[Stored records]
• • • • •
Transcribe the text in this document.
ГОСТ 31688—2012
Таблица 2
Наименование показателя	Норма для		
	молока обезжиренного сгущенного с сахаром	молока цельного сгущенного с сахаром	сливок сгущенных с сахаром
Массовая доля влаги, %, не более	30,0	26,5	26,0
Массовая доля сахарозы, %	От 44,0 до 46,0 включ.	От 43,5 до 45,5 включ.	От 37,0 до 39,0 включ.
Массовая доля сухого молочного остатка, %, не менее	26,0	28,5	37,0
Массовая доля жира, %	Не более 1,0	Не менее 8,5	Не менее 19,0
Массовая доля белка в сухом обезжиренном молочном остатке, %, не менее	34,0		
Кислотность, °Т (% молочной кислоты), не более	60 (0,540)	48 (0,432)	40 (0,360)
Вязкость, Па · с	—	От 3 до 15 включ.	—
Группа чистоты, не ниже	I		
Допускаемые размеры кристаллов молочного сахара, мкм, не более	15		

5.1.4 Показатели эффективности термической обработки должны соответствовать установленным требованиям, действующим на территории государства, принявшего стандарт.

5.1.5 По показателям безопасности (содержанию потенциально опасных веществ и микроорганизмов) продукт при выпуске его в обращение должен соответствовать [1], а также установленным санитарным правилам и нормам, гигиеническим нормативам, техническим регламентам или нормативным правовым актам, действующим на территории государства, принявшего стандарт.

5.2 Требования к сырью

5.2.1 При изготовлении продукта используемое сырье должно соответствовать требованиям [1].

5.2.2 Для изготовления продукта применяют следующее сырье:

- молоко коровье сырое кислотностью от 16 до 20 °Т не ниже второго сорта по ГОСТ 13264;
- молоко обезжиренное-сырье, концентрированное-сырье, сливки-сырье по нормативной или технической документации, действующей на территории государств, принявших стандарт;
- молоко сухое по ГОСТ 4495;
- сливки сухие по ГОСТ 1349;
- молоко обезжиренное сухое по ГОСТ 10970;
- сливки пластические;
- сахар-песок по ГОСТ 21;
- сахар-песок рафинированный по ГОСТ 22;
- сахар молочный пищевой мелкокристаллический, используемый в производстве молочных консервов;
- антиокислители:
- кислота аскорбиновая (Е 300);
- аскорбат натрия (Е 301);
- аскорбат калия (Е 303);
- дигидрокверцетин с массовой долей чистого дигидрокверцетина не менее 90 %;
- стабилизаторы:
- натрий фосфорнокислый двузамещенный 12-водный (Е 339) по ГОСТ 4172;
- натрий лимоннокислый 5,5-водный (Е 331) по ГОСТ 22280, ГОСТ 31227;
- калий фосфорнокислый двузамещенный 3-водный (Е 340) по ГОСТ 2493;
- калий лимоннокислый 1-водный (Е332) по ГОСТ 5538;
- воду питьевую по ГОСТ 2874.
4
• • • • •
Exactly as shown, repeat every record.

Transcribe the text in this document.
ГОСТ 31688—2012
Таблица 2
Наименование показателя	Норма для		
	молока обезжиренного сгущенного с сахаром	молока цельного сгущенного с сахаром	сливок сгущенных с сахаром
Массовая доля влаги, %, не более	30,0	26,5	26,0
Массовая доля сахарозы, %	От 44,0 до 46,0 включ.	От 43,5 до 45,5 включ.	От 37,0 до 39,0 включ.
Массовая доля сухого молочного остатка, %, не менее	26,0	28,5	37,0
Массовая доля жира, %	Не более 1,0	Не менее 8,5	Не менее 19,0
Массовая доля белка в сухом обезжиренном молочном остатке, %, не менее	34,0		
Кислотность, °Т (% молочной кислоты), не более	60 (0,540)	48 (0,432)	40 (0,360)
Вязкость, Па · с	—	От 3 до 15 включ.	—
Группа чистоты, не ниже	I		
Допускаемые размеры кристаллов молочного сахара, мкм, не более	15		

5.1.4 Показатели эффективности термической обработки должны соответствовать установленным требованиям, действующим на территории государства, принявшего стандарт.

5.1.5 По показателям безопасности (содержанию потенциально опасных веществ и микроорганизмов) продукт при выпуске его в обращение должен соответствовать [1], а также установленным санитарным правилам и нормам, гигиеническим нормативам, техническим регламентам или нормативным правовым актам, действующим на территории государства, принявшего стандарт.

5.2 Требования к сырью

5.2.1 При изготовлении продукта используемое сырье должно соответствовать требованиям [1].

5.2.2 Для изготовления продукта применяют следующее сырье:

- молоко коровье сырое кислотностью от 16 до 20 °Т не ниже второго сорта по ГОСТ 13264;
- молоко обезжиренное-сырье, концентрированное-сырье, сливки-сырье по нормативной или технической документации, действующей на территории государств, принявших стандарт;
- молоко сухое по ГОСТ 4495;
- сливки сухие по ГОСТ 1349;
- молоко обезжиренное сухое по ГОСТ 10970;
- сливки пластические;
- сахар-песок по ГОСТ 21;
- сахар-песок рафинированный по ГОСТ 22;
- сахар молочный пищевой мелкокристаллический, используемый в производстве молочных консервов;
- антиокислители:
- кислота аскорбиновая (Е 300);
- аскорбат натрия (Е 301);
- аскорбат калия (Е 303);
- дигидрокверцетин с массовой долей чистого дигидрокверцетина не менее 90 %;
- стабилизаторы:
- натрий фосфорнокислый двузамещенный 12-водный (Е 339) по ГОСТ 4172;
- натрий лимоннокислый 5,5-водный (Е 331) по ГОСТ 22280, ГОСТ 31227;
- калий фосфорнокислый двузамещенный 3-водный (Е 340) по ГОСТ 2493;
- калий лимоннокислый 1-водный (Е332) по ГОСТ 5538;
- воду питьевую по ГОСТ 2874.
4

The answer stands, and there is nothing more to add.